Exercise directions ▸
Pick out each line containing the string "Старший".

[Dataset items]
________________________

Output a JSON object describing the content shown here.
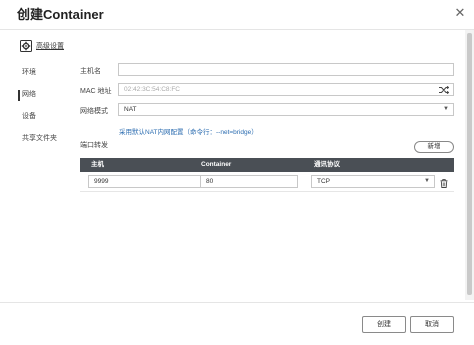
{
  "dialog": {
    "title": "创建Container"
  },
  "advanced": {
    "label": "高级设置"
  },
  "sidebar": {
    "items": [
      {
        "label": "环境"
      },
      {
        "label": "网络"
      },
      {
        "label": "设备"
      },
      {
        "label": "共享文件夹"
      }
    ]
  },
  "network": {
    "hostname_label": "主机名",
    "hostname_value": "",
    "mac_label": "MAC 地址",
    "mac_placeholder": "02:42:3C:54:C8:FC",
    "mode_label": "网络模式",
    "mode_value": "NAT",
    "nat_note": "采用默认NAT内网配置（命令行：--net=bridge）"
  },
  "port_forward": {
    "label": "端口转发",
    "add_label": "新增",
    "columns": [
      "主机",
      "Container",
      "通讯协议"
    ],
    "rows": [
      {
        "host": "9999",
        "container": "80",
        "protocol": "TCP"
      }
    ]
  },
  "footer": {
    "create_label": "创建",
    "cancel_label": "取消"
  }
}
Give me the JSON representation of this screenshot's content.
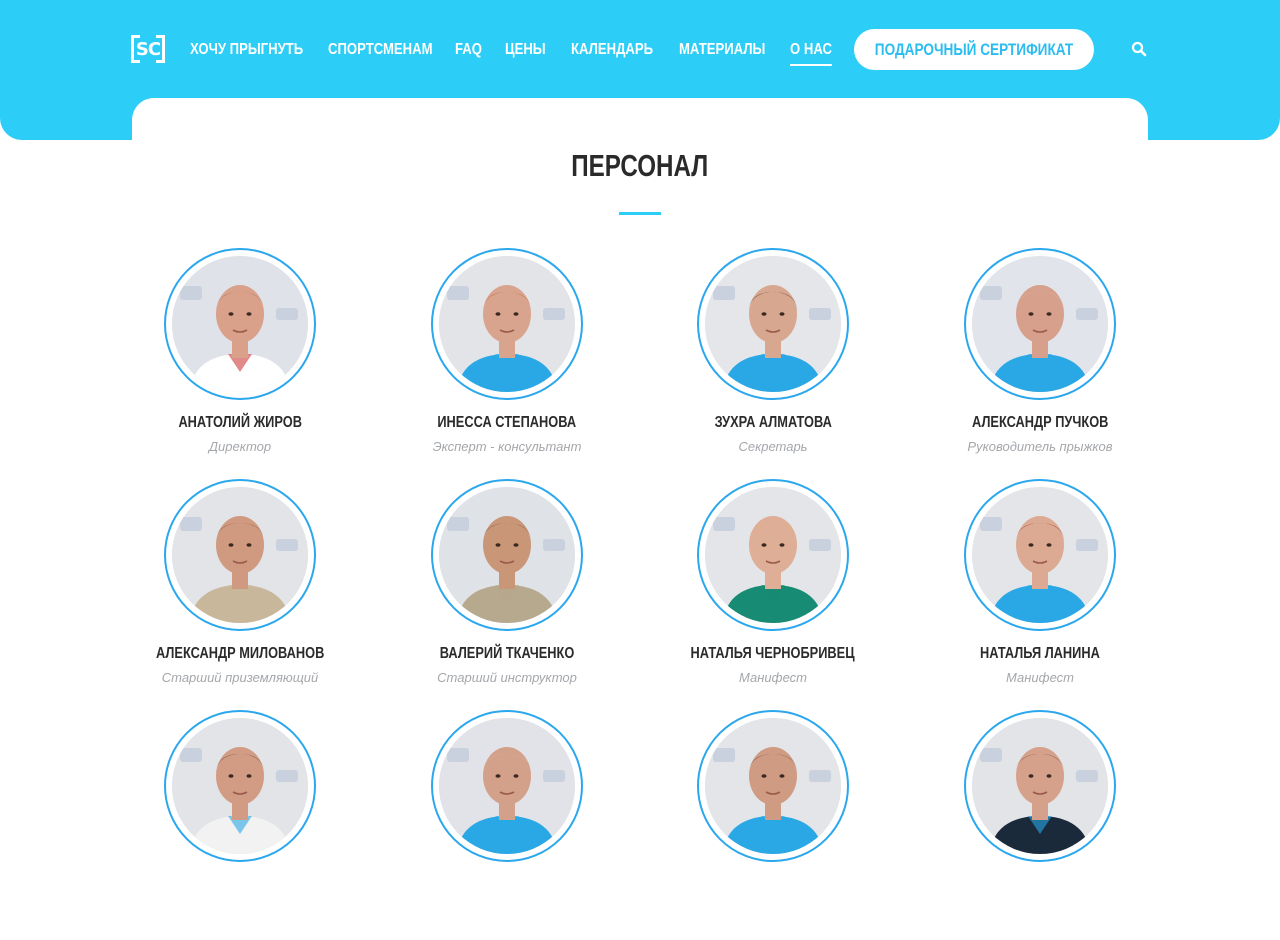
{
  "header": {
    "logo_text": "SC",
    "nav": [
      {
        "label": "ХОЧУ ПРЫГНУТЬ",
        "active": false
      },
      {
        "label": "СПОРТСМЕНАМ",
        "active": false
      },
      {
        "label": "FAQ",
        "active": false
      },
      {
        "label": "ЦЕНЫ",
        "active": false
      },
      {
        "label": "КАЛЕНДАРЬ",
        "active": false
      },
      {
        "label": "МАТЕРИАЛЫ",
        "active": false
      },
      {
        "label": "О НАС",
        "active": true
      }
    ],
    "cta_label": "ПОДАРОЧНЫЙ СЕРТИФИКАТ",
    "search_icon": "search-icon"
  },
  "colors": {
    "brand": "#2ccdf7",
    "avatar_ring": "#2ba7ee",
    "name_text": "#2b2b2b",
    "role_text": "#a4a7ab"
  },
  "main": {
    "title": "ПЕРСОНАЛ",
    "staff": [
      {
        "name": "АНАТОЛИЙ ЖИРОВ",
        "role": "Директор"
      },
      {
        "name": "ИНЕССА СТЕПАНОВА",
        "role": "Эксперт - консультант"
      },
      {
        "name": "ЗУХРА АЛМАТОВА",
        "role": "Секретарь"
      },
      {
        "name": "АЛЕКСАНДР ПУЧКОВ",
        "role": "Руководитель прыжков"
      },
      {
        "name": "АЛЕКСАНДР МИЛОВАНОВ",
        "role": "Старший приземляющий"
      },
      {
        "name": "ВАЛЕРИЙ ТКАЧЕНКО",
        "role": "Старший инструктор"
      },
      {
        "name": "НАТАЛЬЯ ЧЕРНОБРИВЕЦ",
        "role": "Манифест"
      },
      {
        "name": "НАТАЛЬЯ ЛАНИНА",
        "role": "Манифест"
      },
      {
        "name": "",
        "role": ""
      },
      {
        "name": "",
        "role": ""
      },
      {
        "name": "",
        "role": ""
      },
      {
        "name": "",
        "role": ""
      }
    ]
  }
}
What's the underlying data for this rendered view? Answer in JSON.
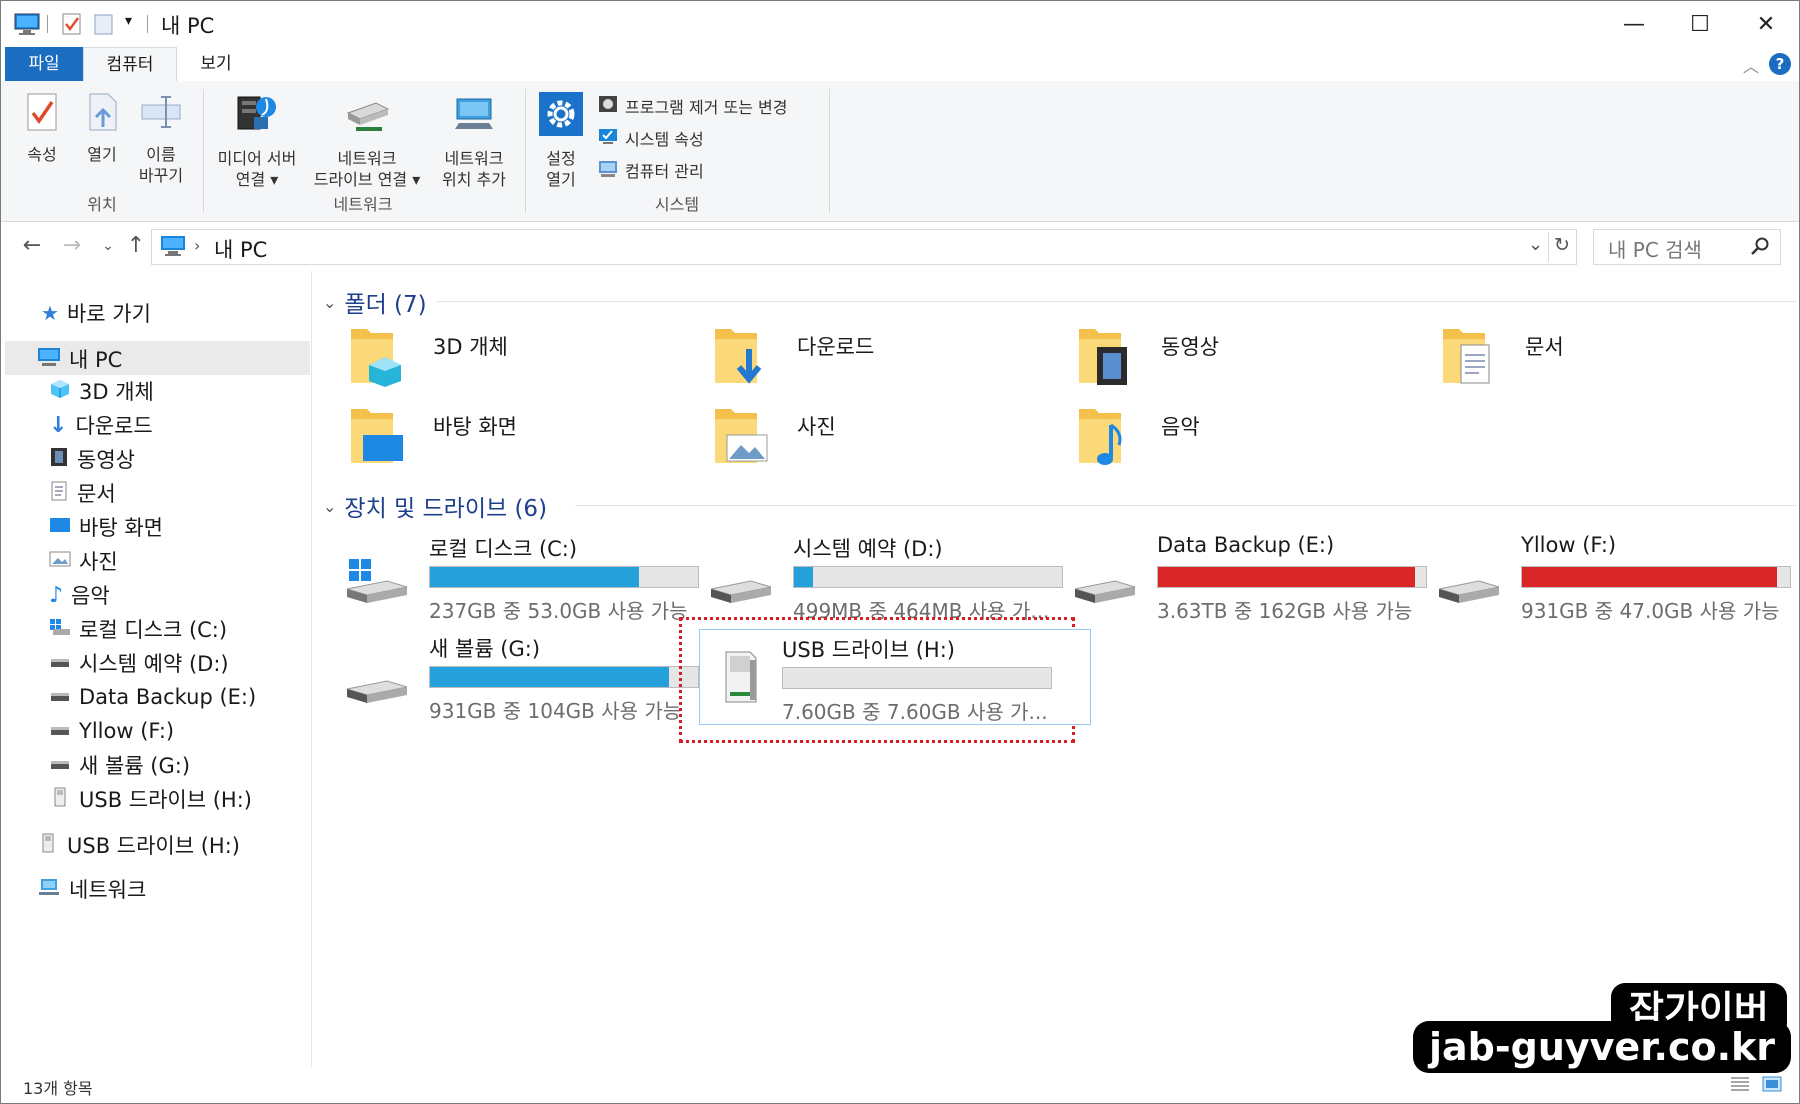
{
  "window": {
    "title": "내 PC",
    "controls": {
      "minimize": "—",
      "maximize": "☐",
      "close": "✕"
    }
  },
  "ribbon_tabs": [
    "파일",
    "컴퓨터",
    "보기"
  ],
  "ribbon": {
    "location": {
      "label": "위치",
      "buttons": [
        {
          "label": "속성"
        },
        {
          "label": "열기"
        },
        {
          "label1": "이름",
          "label2": "바꾸기"
        }
      ]
    },
    "network": {
      "label": "네트워크",
      "buttons": [
        {
          "label1": "미디어 서버",
          "label2": "연결 ▾"
        },
        {
          "label1": "네트워크",
          "label2": "드라이브 연결 ▾"
        },
        {
          "label1": "네트워크",
          "label2": "위치 추가"
        }
      ]
    },
    "system": {
      "label": "시스템",
      "open_settings": {
        "label1": "설정",
        "label2": "열기"
      },
      "items": [
        "프로그램 제거 또는 변경",
        "시스템 속성",
        "컴퓨터 관리"
      ]
    }
  },
  "address": {
    "path": "내 PC",
    "search_placeholder": "내 PC 검색"
  },
  "nav": {
    "quick_access": "바로 가기",
    "this_pc": "내 PC",
    "children": [
      "3D 개체",
      "다운로드",
      "동영상",
      "문서",
      "바탕 화면",
      "사진",
      "음악",
      "로컬 디스크 (C:)",
      "시스템 예약 (D:)",
      "Data Backup (E:)",
      "Yllow (F:)",
      "새 볼륨 (G:)",
      "USB 드라이브 (H:)"
    ],
    "usb_root": "USB 드라이브 (H:)",
    "network": "네트워크"
  },
  "folders_section": {
    "title": "폴더 (7)",
    "items": [
      "3D 개체",
      "다운로드",
      "동영상",
      "문서",
      "바탕 화면",
      "사진",
      "음악"
    ]
  },
  "drives_section": {
    "title": "장치 및 드라이브 (6)",
    "items": [
      {
        "name": "로컬 디스크 (C:)",
        "info": "237GB 중 53.0GB 사용 가능",
        "used_fraction": 0.78,
        "color": "#26a0da"
      },
      {
        "name": "시스템 예약 (D:)",
        "info": "499MB 중 464MB 사용 가...",
        "used_fraction": 0.07,
        "color": "#26a0da"
      },
      {
        "name": "Data Backup (E:)",
        "info": "3.63TB 중 162GB 사용 가능",
        "used_fraction": 0.96,
        "color": "#da2626"
      },
      {
        "name": "Yllow (F:)",
        "info": "931GB 중 47.0GB 사용 가능",
        "used_fraction": 0.95,
        "color": "#da2626"
      },
      {
        "name": "새 볼륨 (G:)",
        "info": "931GB 중 104GB 사용 가능",
        "used_fraction": 0.89,
        "color": "#26a0da"
      },
      {
        "name": "USB 드라이브 (H:)",
        "info": "7.60GB 중 7.60GB 사용 가...",
        "used_fraction": 0.0,
        "color": "#26a0da"
      }
    ]
  },
  "status": {
    "item_count": "13개 항목"
  },
  "watermark": {
    "line1": "잡가이버",
    "line2": "jab-guyver.co.kr"
  },
  "colors": {
    "accent": "#1a6dc0",
    "folder": "#f3c14b",
    "highlight": "#d81f26"
  }
}
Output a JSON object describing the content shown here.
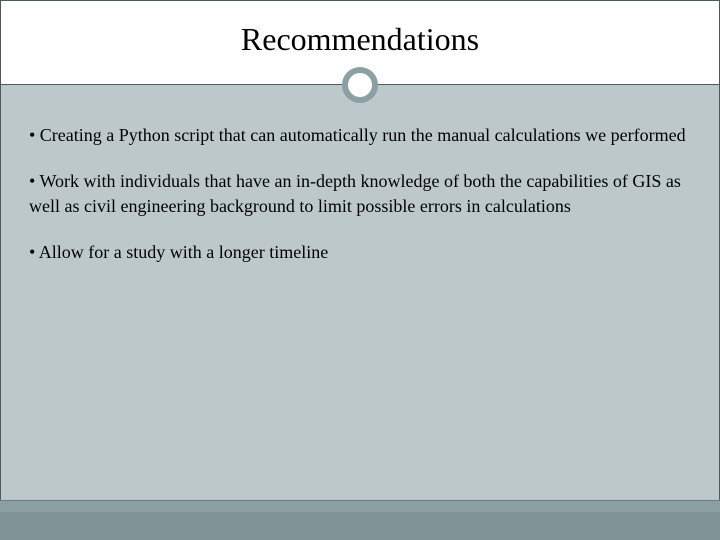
{
  "title": "Recommendations",
  "bullets": {
    "b1": "• Creating a Python script that can automatically run the manual calculations we performed",
    "b2": "• Work with individuals that have an in-depth knowledge of both the capabilities of GIS as well as civil engineering background to limit possible errors in calculations",
    "b3": "• Allow for a study with a longer timeline"
  }
}
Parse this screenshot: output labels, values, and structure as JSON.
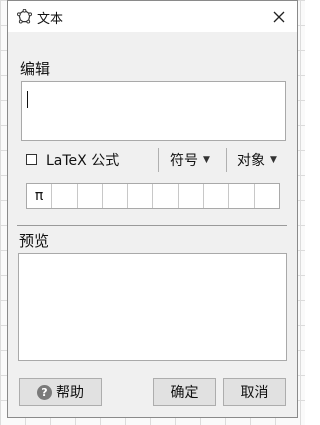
{
  "window": {
    "title": "文本",
    "close_symbol": "✕",
    "icon": "polygon-logo-icon"
  },
  "edit": {
    "section_label": "编辑",
    "latex_label": "LaTeX 公式",
    "latex_checked": false,
    "symbols_label": "符号",
    "objects_label": "对象",
    "symbol_palette": [
      "π",
      "",
      "",
      "",
      "",
      "",
      "",
      "",
      "",
      ""
    ]
  },
  "preview": {
    "section_label": "预览"
  },
  "buttons": {
    "help": "帮助",
    "ok": "确定",
    "cancel": "取消"
  }
}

________________________

The completed task ▸
        "role": "Старший приземляющий"
        "role": "Старший инструктор"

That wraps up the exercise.